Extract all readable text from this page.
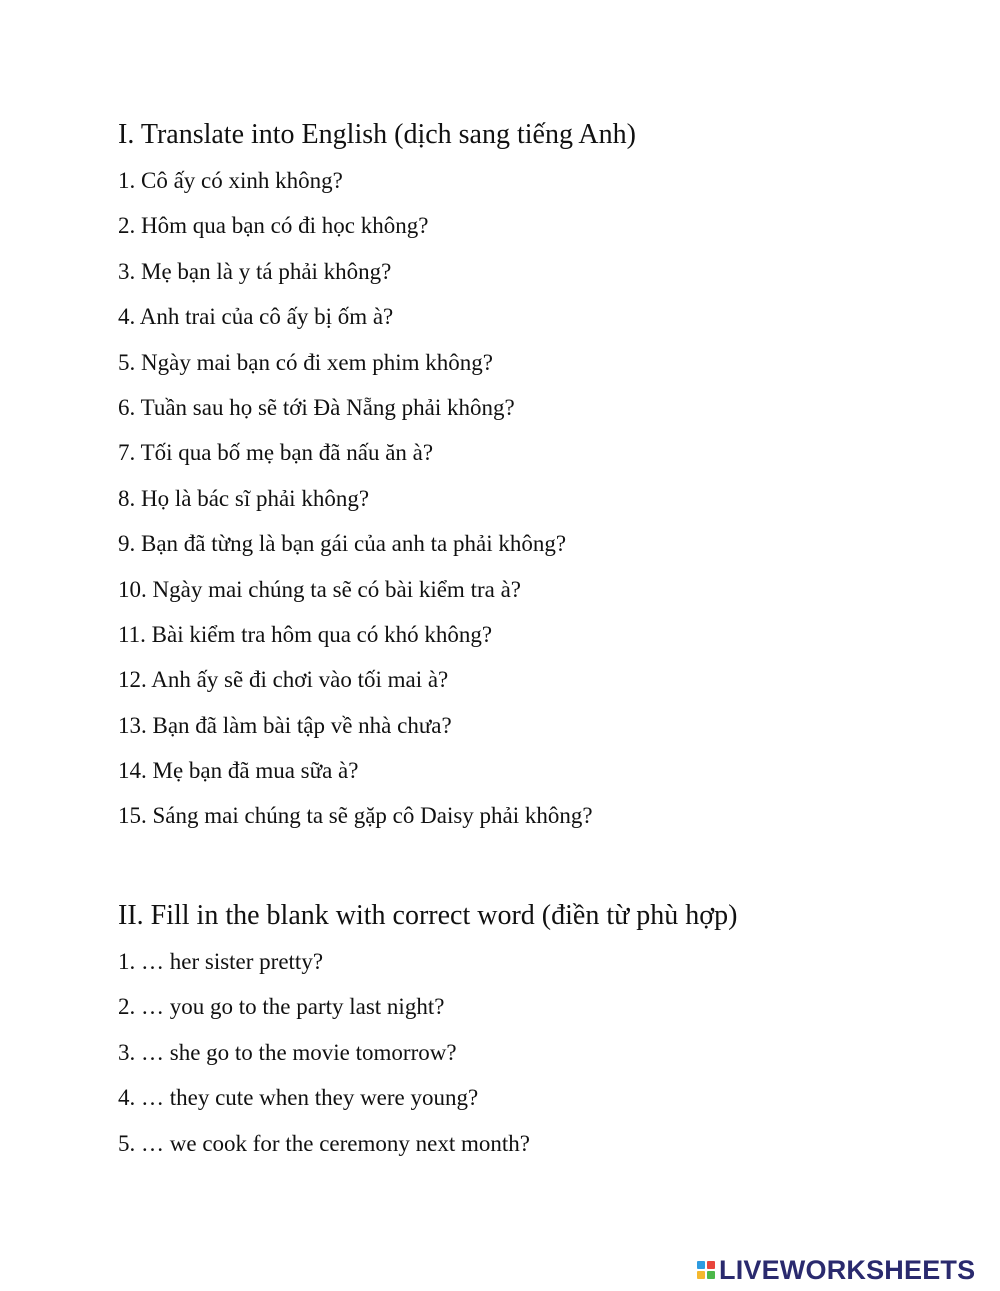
I. Translate into English (dịch sang tiếng Anh)
1. Cô ấy có xinh không?
2. Hôm qua bạn có đi học không?
3. Mẹ bạn là y tá phải không?
4. Anh trai của cô ấy bị ốm à?
5. Ngày mai bạn có đi xem phim không?
6. Tuần sau họ sẽ tới Đà Nẵng phải không?
7. Tối qua bố mẹ bạn đã nấu ăn à?
8. Họ là bác sĩ phải không?
9. Bạn đã từng là bạn gái của anh ta phải không?
10. Ngày mai chúng ta sẽ có bài kiểm tra à?
11. Bài kiểm tra hôm qua có khó không?
12. Anh ấy sẽ đi chơi vào tối mai à?
13. Bạn đã làm bài tập về nhà chưa?
14. Mẹ bạn đã mua sữa à?
15. Sáng mai chúng ta sẽ gặp cô Daisy phải không?
II. Fill in the blank with correct word (điền từ phù hợp)
1. … her sister pretty?
2. … you go to the party last night?
3. … she go to the movie tomorrow?
4. … they cute when they were young?
5. … we cook for the ceremony next month?
LIVEWORKSHEETS
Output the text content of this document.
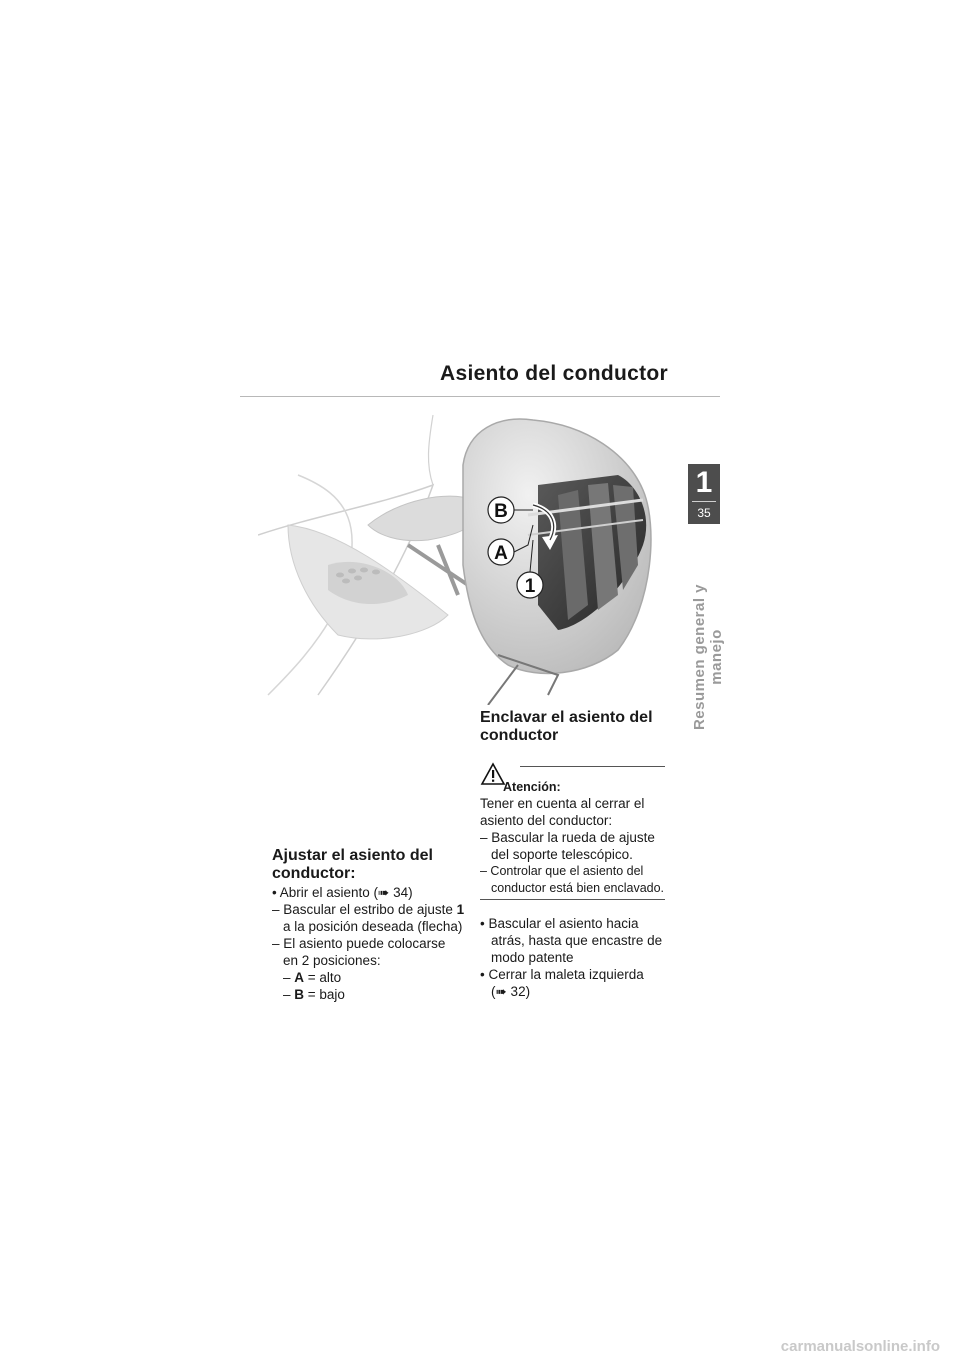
Asiento del conductor
1
35
Resumen general y manejo
B
A
1
Enclavar el asiento del
conductor
Atención:
Tener en cuenta al cerrar el
asiento del conductor:
– Bascular la rueda de ajuste
del soporte telescópico.
– Controlar que el asiento del
conductor está bien enclavado.
• Bascular el asiento hacia
atrás, hasta que encastre de
modo patente
• Cerrar la maleta izquierda
(➠ 32)
Ajustar el asiento del
conductor:
• Abrir el asiento (➠ 34)
– Bascular el estribo de ajuste 1
a la posición deseada (flecha)
– El asiento puede colocarse
en 2 posiciones:
– A = alto
– B = bajo
carmanualsonline.info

--*--

__What is asked__: Which lines above contain "phải"? Show each of them.

__Output__:
3. Mẹ bạn là y tá phải không?
6. Tuần sau họ sẽ tới Đà Nẵng phải không?
8. Họ là bác sĩ phải không?
9. Bạn đã từng là bạn gái của anh ta phải không?
15. Sáng mai chúng ta sẽ gặp cô Daisy phải không?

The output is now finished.